[BEGIN DATA SECTION]

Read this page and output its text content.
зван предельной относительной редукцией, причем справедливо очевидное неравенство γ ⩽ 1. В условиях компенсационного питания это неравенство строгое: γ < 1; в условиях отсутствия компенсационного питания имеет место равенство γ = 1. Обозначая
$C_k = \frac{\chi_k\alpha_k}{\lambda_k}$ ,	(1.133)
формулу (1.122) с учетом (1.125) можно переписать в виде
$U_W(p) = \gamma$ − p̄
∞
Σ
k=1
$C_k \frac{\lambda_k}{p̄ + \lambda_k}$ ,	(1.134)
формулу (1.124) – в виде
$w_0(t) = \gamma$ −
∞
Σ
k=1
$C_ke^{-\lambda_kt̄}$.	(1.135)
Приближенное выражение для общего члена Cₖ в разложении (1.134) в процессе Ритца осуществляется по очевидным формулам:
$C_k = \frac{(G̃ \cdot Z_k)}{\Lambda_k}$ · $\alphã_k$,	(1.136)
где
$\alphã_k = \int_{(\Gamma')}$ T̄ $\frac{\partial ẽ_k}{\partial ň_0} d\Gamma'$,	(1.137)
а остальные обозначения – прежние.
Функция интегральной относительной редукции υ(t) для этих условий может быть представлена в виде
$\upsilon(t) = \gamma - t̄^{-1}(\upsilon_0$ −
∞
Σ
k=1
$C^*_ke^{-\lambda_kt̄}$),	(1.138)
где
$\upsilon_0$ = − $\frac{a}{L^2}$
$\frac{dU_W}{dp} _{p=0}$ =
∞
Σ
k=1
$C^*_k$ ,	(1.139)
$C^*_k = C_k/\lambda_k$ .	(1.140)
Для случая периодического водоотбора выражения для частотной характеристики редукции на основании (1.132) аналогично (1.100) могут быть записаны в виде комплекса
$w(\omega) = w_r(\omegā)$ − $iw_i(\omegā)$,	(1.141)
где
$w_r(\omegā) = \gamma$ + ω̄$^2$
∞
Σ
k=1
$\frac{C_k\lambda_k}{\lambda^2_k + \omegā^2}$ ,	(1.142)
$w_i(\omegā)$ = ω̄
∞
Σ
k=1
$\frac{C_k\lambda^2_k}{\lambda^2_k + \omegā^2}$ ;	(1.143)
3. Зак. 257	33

[END DATA SECTION]
[BEGIN DATA SECTION]

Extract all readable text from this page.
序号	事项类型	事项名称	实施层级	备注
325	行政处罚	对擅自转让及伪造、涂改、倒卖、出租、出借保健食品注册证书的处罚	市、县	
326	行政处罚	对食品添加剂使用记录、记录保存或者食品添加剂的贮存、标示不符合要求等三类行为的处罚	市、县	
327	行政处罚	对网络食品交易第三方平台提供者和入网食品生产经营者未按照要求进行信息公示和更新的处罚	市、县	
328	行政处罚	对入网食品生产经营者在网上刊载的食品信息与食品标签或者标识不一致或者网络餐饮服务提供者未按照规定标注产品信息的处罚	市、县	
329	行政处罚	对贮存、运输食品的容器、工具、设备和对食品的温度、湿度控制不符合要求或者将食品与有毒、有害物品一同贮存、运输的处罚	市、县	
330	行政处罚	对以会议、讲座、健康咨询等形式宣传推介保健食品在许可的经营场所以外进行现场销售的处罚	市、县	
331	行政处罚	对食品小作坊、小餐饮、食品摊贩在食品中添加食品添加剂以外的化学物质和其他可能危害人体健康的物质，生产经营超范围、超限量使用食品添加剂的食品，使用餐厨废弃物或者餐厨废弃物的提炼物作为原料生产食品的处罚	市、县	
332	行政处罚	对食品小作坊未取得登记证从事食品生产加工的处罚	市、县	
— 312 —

[END DATA SECTION]

_WHAT TO WORK ON_
Copy out every line of the data that includes the word "формулу".

_RESULT_
формулу (1.122) с учетом (1.125) можно переписать в виде
формулу (1.124) – в виде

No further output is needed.